#### RECORDS PROVIDED:
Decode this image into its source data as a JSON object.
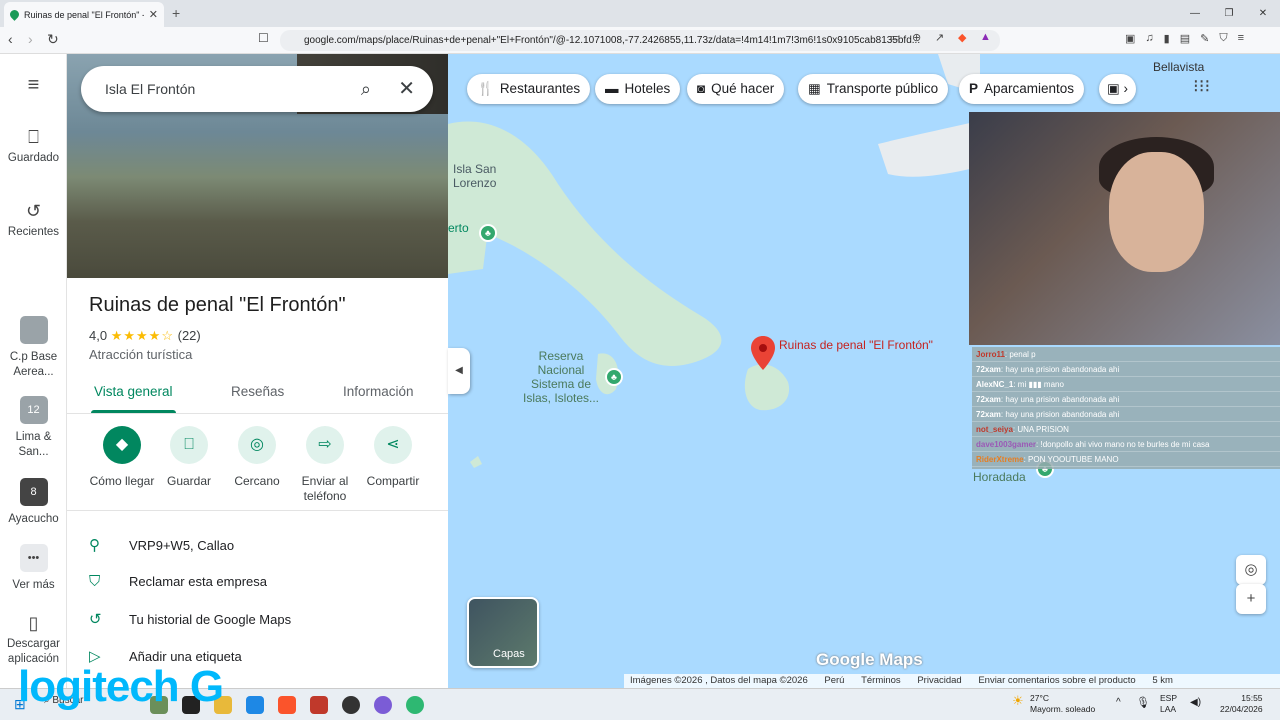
{
  "browser": {
    "tab_title": "Ruinas de penal \"El Frontón\" - G",
    "url": "google.com/maps/place/Ruinas+de+penal+\"El+Frontón\"/@-12.1071008,-77.2426855,11.73z/data=!4m14!1m7!3m6!1s0x9105cab8135bfd..."
  },
  "rail": {
    "saved": "Guardado",
    "recent": "Recientes",
    "item1": "C.p Base Aerea...",
    "item2": "Lima & San...",
    "item2_badge": "12",
    "item3": "Ayacucho",
    "item3_badge": "8",
    "more": "Ver más",
    "download": "Descargar aplicación"
  },
  "search": {
    "value": "Isla El Frontón"
  },
  "place": {
    "title": "Ruinas de penal \"El Frontón\"",
    "rating": "4,0",
    "stars": "★★★★☆",
    "reviews": "(22)",
    "category": "Atracción turística"
  },
  "tabs": [
    "Vista general",
    "Reseñas",
    "Información"
  ],
  "actions": [
    "Cómo llegar",
    "Guardar",
    "Cercano",
    "Enviar al teléfono",
    "Compartir"
  ],
  "info": [
    "VRP9+W5, Callao",
    "Reclamar esta empresa",
    "Tu historial de Google Maps",
    "Añadir una etiqueta"
  ],
  "chips": [
    "Restaurantes",
    "Hoteles",
    "Qué hacer",
    "Transporte público",
    "Aparcamientos"
  ],
  "map_labels": {
    "bellavista": "Bellavista",
    "san_lorenzo": "Isla San Lorenzo",
    "reserva": "Reserva Nacional Sistema de Islas, Islotes...",
    "pin": "Ruinas de penal \"El Frontón\"",
    "horadada": "Horadada",
    "erto": "erto",
    "layers": "Capas",
    "google_maps": "Google Maps"
  },
  "chat": [
    {
      "user": "Jorro11",
      "msg": ": penal p",
      "color": "#c0392b"
    },
    {
      "user": "72xam",
      "msg": ": hay una prision abandonada ahi",
      "color": "#ffffff"
    },
    {
      "user": "AlexNC_1",
      "msg": ": mi ▮▮▮ mano",
      "color": "#ffffff"
    },
    {
      "user": "72xam",
      "msg": ": hay una prision abandonada ahi",
      "color": "#ffffff"
    },
    {
      "user": "72xam",
      "msg": ": hay una prision abandonada ahi",
      "color": "#ffffff"
    },
    {
      "user": "not_seiya",
      "msg": ": UNA PRISION",
      "color": "#c0392b"
    },
    {
      "user": "dave1003gamer",
      "msg": ": !donpollo ahi vivo mano no te burles de mi casa",
      "color": "#9b59b6"
    },
    {
      "user": "RiderXtreme",
      "msg": ": PON YOOUTUBE MANO",
      "color": "#e67e22"
    }
  ],
  "footer": {
    "imagery": "Imágenes ©2026 , Datos del mapa ©2026",
    "country": "Perú",
    "terms": "Términos",
    "privacy": "Privacidad",
    "feedback": "Enviar comentarios sobre el producto",
    "scale": "5 km"
  },
  "taskbar": {
    "search": "Buscar",
    "weather_temp": "27°C",
    "weather_desc": "Mayorm. soleado",
    "lang1": "ESP",
    "lang2": "LAA",
    "time": "15:55",
    "date": "22/04/2026"
  },
  "overlay": {
    "logo": "logitech G"
  },
  "colors": {
    "accent": "#01875f",
    "pin": "#c5221f",
    "water": "#aadaff",
    "land": "#cfe9d6"
  }
}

#### TASK TO COMPLETE:
Reproduce the listing verbatim, and keep the pictures out of the copy.

#### ANSWER TO THE PROBLEM:
Decode this image into its source data as a JSON object.
{
  "browser": {
    "tab_title": "Ruinas de penal \"El Frontón\" - G",
    "url": "google.com/maps/place/Ruinas+de+penal+\"El+Frontón\"/@-12.1071008,-77.2426855,11.73z/data=!4m14!1m7!3m6!1s0x9105cab8135bfd..."
  },
  "rail": {
    "saved": "Guardado",
    "recent": "Recientes",
    "item1": "C.p Base Aerea...",
    "item2": "Lima & San...",
    "item2_badge": "12",
    "item3": "Ayacucho",
    "item3_badge": "8",
    "more": "Ver más",
    "download": "Descargar aplicación"
  },
  "search": {
    "value": "Isla El Frontón"
  },
  "place": {
    "title": "Ruinas de penal \"El Frontón\"",
    "rating": "4,0",
    "stars": "★★★★☆",
    "reviews": "(22)",
    "category": "Atracción turística"
  },
  "tabs": [
    "Vista general",
    "Reseñas",
    "Información"
  ],
  "actions": [
    "Cómo llegar",
    "Guardar",
    "Cercano",
    "Enviar al teléfono",
    "Compartir"
  ],
  "info": [
    "VRP9+W5, Callao",
    "Reclamar esta empresa",
    "Tu historial de Google Maps",
    "Añadir una etiqueta"
  ],
  "chips": [
    "Restaurantes",
    "Hoteles",
    "Qué hacer",
    "Transporte público",
    "Aparcamientos"
  ],
  "map_labels": {
    "bellavista": "Bellavista",
    "san_lorenzo": "Isla San Lorenzo",
    "reserva": "Reserva Nacional Sistema de Islas, Islotes...",
    "pin": "Ruinas de penal \"El Frontón\"",
    "horadada": "Horadada",
    "erto": "erto",
    "layers": "Capas",
    "google_maps": "Google Maps"
  },
  "chat": [
    {
      "user": "Jorro11",
      "msg": ": penal p",
      "color": "#c0392b"
    },
    {
      "user": "72xam",
      "msg": ": hay una prision abandonada ahi",
      "color": "#ffffff"
    },
    {
      "user": "AlexNC_1",
      "msg": ": mi ▮▮▮ mano",
      "color": "#ffffff"
    },
    {
      "user": "72xam",
      "msg": ": hay una prision abandonada ahi",
      "color": "#ffffff"
    },
    {
      "user": "72xam",
      "msg": ": hay una prision abandonada ahi",
      "color": "#ffffff"
    },
    {
      "user": "not_seiya",
      "msg": ": UNA PRISION",
      "color": "#c0392b"
    },
    {
      "user": "dave1003gamer",
      "msg": ": !donpollo ahi vivo mano no te burles de mi casa",
      "color": "#9b59b6"
    },
    {
      "user": "RiderXtreme",
      "msg": ": PON YOOUTUBE MANO",
      "color": "#e67e22"
    }
  ],
  "footer": {
    "imagery": "Imágenes ©2026 , Datos del mapa ©2026",
    "country": "Perú",
    "terms": "Términos",
    "privacy": "Privacidad",
    "feedback": "Enviar comentarios sobre el producto",
    "scale": "5 km"
  },
  "taskbar": {
    "search": "Buscar",
    "weather_temp": "27°C",
    "weather_desc": "Mayorm. soleado",
    "lang1": "ESP",
    "lang2": "LAA",
    "time": "15:55",
    "date": "22/04/2026"
  },
  "overlay": {
    "logo": "logitech G"
  },
  "colors": {
    "accent": "#01875f",
    "pin": "#c5221f",
    "water": "#aadaff",
    "land": "#cfe9d6"
  }
}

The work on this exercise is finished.